**WHAT THE TASK REQUIRES**
Please quote every line word for word.

**DATA FOR THIS EXERCISE**
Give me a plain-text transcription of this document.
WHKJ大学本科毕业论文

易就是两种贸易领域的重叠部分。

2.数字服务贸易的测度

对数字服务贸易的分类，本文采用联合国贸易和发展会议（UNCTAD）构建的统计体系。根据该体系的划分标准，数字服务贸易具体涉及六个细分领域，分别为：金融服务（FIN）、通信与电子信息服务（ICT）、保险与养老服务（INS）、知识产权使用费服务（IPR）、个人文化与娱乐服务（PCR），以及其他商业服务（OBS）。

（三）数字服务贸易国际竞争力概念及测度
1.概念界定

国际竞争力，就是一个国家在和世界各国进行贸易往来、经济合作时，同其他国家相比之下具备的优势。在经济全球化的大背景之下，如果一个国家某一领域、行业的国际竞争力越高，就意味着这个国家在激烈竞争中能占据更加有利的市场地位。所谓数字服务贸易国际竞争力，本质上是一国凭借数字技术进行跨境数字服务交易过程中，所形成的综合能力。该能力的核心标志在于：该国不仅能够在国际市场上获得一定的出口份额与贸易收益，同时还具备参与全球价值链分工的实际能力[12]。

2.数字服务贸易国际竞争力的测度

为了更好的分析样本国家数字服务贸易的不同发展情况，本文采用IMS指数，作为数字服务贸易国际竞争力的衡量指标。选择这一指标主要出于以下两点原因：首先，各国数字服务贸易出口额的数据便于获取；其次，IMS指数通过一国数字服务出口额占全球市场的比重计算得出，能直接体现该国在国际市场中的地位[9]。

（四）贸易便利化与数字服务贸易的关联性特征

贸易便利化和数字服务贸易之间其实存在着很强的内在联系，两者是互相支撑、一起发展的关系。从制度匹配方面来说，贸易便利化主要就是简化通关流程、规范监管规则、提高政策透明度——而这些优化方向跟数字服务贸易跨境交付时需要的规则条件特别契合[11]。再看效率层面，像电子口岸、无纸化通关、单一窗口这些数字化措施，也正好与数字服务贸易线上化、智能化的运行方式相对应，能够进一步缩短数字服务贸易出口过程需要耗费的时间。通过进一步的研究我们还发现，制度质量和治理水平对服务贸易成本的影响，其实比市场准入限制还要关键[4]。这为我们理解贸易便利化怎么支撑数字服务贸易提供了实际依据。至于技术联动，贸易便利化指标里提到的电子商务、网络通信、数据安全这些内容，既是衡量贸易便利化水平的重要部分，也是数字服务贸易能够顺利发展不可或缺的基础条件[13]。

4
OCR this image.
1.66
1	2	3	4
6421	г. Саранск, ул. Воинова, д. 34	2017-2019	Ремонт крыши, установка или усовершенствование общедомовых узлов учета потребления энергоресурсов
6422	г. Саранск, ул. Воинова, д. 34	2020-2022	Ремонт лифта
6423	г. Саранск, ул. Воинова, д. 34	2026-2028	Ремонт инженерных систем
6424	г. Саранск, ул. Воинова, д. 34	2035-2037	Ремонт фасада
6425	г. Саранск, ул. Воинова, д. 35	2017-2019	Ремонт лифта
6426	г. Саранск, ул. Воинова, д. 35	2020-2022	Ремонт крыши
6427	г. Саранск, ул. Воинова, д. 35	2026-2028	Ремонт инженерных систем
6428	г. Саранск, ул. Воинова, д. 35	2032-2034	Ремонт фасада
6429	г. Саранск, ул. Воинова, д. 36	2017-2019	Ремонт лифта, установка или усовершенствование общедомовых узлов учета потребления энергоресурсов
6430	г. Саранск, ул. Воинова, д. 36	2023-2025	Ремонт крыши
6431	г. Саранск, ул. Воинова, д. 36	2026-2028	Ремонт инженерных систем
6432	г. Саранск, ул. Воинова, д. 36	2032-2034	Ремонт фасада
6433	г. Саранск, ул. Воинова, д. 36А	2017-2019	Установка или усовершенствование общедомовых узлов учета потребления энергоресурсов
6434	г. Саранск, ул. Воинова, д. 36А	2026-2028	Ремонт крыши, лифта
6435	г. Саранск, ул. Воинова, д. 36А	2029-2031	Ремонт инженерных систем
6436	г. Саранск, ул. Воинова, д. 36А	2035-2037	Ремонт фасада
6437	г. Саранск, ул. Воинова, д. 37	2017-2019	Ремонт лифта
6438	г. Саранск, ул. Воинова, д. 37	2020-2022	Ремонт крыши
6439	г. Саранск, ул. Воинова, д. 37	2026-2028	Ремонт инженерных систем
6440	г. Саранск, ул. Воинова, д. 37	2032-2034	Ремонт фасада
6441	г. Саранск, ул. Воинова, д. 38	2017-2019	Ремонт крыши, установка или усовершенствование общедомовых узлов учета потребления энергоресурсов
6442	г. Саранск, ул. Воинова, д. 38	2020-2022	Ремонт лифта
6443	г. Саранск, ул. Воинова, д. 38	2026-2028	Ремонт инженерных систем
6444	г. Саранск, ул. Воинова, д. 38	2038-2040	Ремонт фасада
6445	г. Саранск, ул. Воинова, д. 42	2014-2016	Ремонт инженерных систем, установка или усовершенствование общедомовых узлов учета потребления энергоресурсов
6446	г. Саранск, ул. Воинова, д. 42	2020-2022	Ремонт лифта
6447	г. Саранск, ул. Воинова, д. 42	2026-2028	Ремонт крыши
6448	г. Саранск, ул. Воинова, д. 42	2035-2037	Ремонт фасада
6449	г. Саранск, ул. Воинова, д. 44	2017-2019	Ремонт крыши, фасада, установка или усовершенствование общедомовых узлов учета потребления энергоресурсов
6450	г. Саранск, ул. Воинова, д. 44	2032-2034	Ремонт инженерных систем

**ANSWER TO THE EXERCISE**
Give me a plain-text transcription of this document.
WHKJ大学本科毕业论文

易就是两种贸易领域的重叠部分。

2.数字服务贸易的测度

对数字服务贸易的分类，本文采用联合国贸易和发展会议（UNCTAD）构建的统计体系。根据该体系的划分标准，数字服务贸易具体涉及六个细分领域，分别为：金融服务（FIN）、通信与电子信息服务（ICT）、保险与养老服务（INS）、知识产权使用费服务（IPR）、个人文化与娱乐服务（PCR），以及其他商业服务（OBS）。

（三）数字服务贸易国际竞争力概念及测度
1.概念界定

国际竞争力，就是一个国家在和世界各国进行贸易往来、经济合作时，同其他国家相比之下具备的优势。在经济全球化的大背景之下，如果一个国家某一领域、行业的国际竞争力越高，就意味着这个国家在激烈竞争中能占据更加有利的市场地位。所谓数字服务贸易国际竞争力，本质上是一国凭借数字技术进行跨境数字服务交易过程中，所形成的综合能力。该能力的核心标志在于：该国不仅能够在国际市场上获得一定的出口份额与贸易收益，同时还具备参与全球价值链分工的实际能力[12]。

2.数字服务贸易国际竞争力的测度

为了更好的分析样本国家数字服务贸易的不同发展情况，本文采用IMS指数，作为数字服务贸易国际竞争力的衡量指标。选择这一指标主要出于以下两点原因：首先，各国数字服务贸易出口额的数据便于获取；其次，IMS指数通过一国数字服务出口额占全球市场的比重计算得出，能直接体现该国在国际市场中的地位[9]。

（四）贸易便利化与数字服务贸易的关联性特征

贸易便利化和数字服务贸易之间其实存在着很强的内在联系，两者是互相支撑、一起发展的关系。从制度匹配方面来说，贸易便利化主要就是简化通关流程、规范监管规则、提高政策透明度——而这些优化方向跟数字服务贸易跨境交付时需要的规则条件特别契合[11]。再看效率层面，像电子口岸、无纸化通关、单一窗口这些数字化措施，也正好与数字服务贸易线上化、智能化的运行方式相对应，能够进一步缩短数字服务贸易出口过程需要耗费的时间。通过进一步的研究我们还发现，制度质量和治理水平对服务贸易成本的影响，其实比市场准入限制还要关键[4]。这为我们理解贸易便利化怎么支撑数字服务贸易提供了实际依据。至于技术联动，贸易便利化指标里提到的电子商务、网络通信、数据安全这些内容，既是衡量贸易便利化水平的重要部分，也是数字服务贸易能够顺利发展不可或缺的基础条件[13]。

4
OCR this image.
1.66
1	2	3	4
6421	г. Саранск, ул. Воинова, д. 34	2017-2019	Ремонт крыши, установка или усовершенствование общедомовых узлов учета потребления энергоресурсов
6422	г. Саранск, ул. Воинова, д. 34	2020-2022	Ремонт лифта
6423	г. Саранск, ул. Воинова, д. 34	2026-2028	Ремонт инженерных систем
6424	г. Саранск, ул. Воинова, д. 34	2035-2037	Ремонт фасада
6425	г. Саранск, ул. Воинова, д. 35	2017-2019	Ремонт лифта
6426	г. Саранск, ул. Воинова, д. 35	2020-2022	Ремонт крыши
6427	г. Саранск, ул. Воинова, д. 35	2026-2028	Ремонт инженерных систем
6428	г. Саранск, ул. Воинова, д. 35	2032-2034	Ремонт фасада
6429	г. Саранск, ул. Воинова, д. 36	2017-2019	Ремонт лифта, установка или усовершенствование общедомовых узлов учета потребления энергоресурсов
6430	г. Саранск, ул. Воинова, д. 36	2023-2025	Ремонт крыши
6431	г. Саранск, ул. Воинова, д. 36	2026-2028	Ремонт инженерных систем
6432	г. Саранск, ул. Воинова, д. 36	2032-2034	Ремонт фасада
6433	г. Саранск, ул. Воинова, д. 36А	2017-2019	Установка или усовершенствование общедомовых узлов учета потребления энергоресурсов
6434	г. Саранск, ул. Воинова, д. 36А	2026-2028	Ремонт крыши, лифта
6435	г. Саранск, ул. Воинова, д. 36А	2029-2031	Ремонт инженерных систем
6436	г. Саранск, ул. Воинова, д. 36А	2035-2037	Ремонт фасада
6437	г. Саранск, ул. Воинова, д. 37	2017-2019	Ремонт лифта
6438	г. Саранск, ул. Воинова, д. 37	2020-2022	Ремонт крыши
6439	г. Саранск, ул. Воинова, д. 37	2026-2028	Ремонт инженерных систем
6440	г. Саранск, ул. Воинова, д. 37	2032-2034	Ремонт фасада
6441	г. Саранск, ул. Воинова, д. 38	2017-2019	Ремонт крыши, установка или усовершенствование общедомовых узлов учета потребления энергоресурсов
6442	г. Саранск, ул. Воинова, д. 38	2020-2022	Ремонт лифта
6443	г. Саранск, ул. Воинова, д. 38	2026-2028	Ремонт инженерных систем
6444	г. Саранск, ул. Воинова, д. 38	2038-2040	Ремонт фасада
6445	г. Саранск, ул. Воинова, д. 42	2014-2016	Ремонт инженерных систем, установка или усовершенствование общедомовых узлов учета потребления энергоресурсов
6446	г. Саранск, ул. Воинова, д. 42	2020-2022	Ремонт лифта
6447	г. Саранск, ул. Воинова, д. 42	2026-2028	Ремонт крыши
6448	г. Саранск, ул. Воинова, д. 42	2035-2037	Ремонт фасада
6449	г. Саранск, ул. Воинова, д. 44	2017-2019	Ремонт крыши, фасада, установка или усовершенствование общедомовых узлов учета потребления энергоресурсов
6450	г. Саранск, ул. Воинова, д. 44	2032-2034	Ремонт инженерных систем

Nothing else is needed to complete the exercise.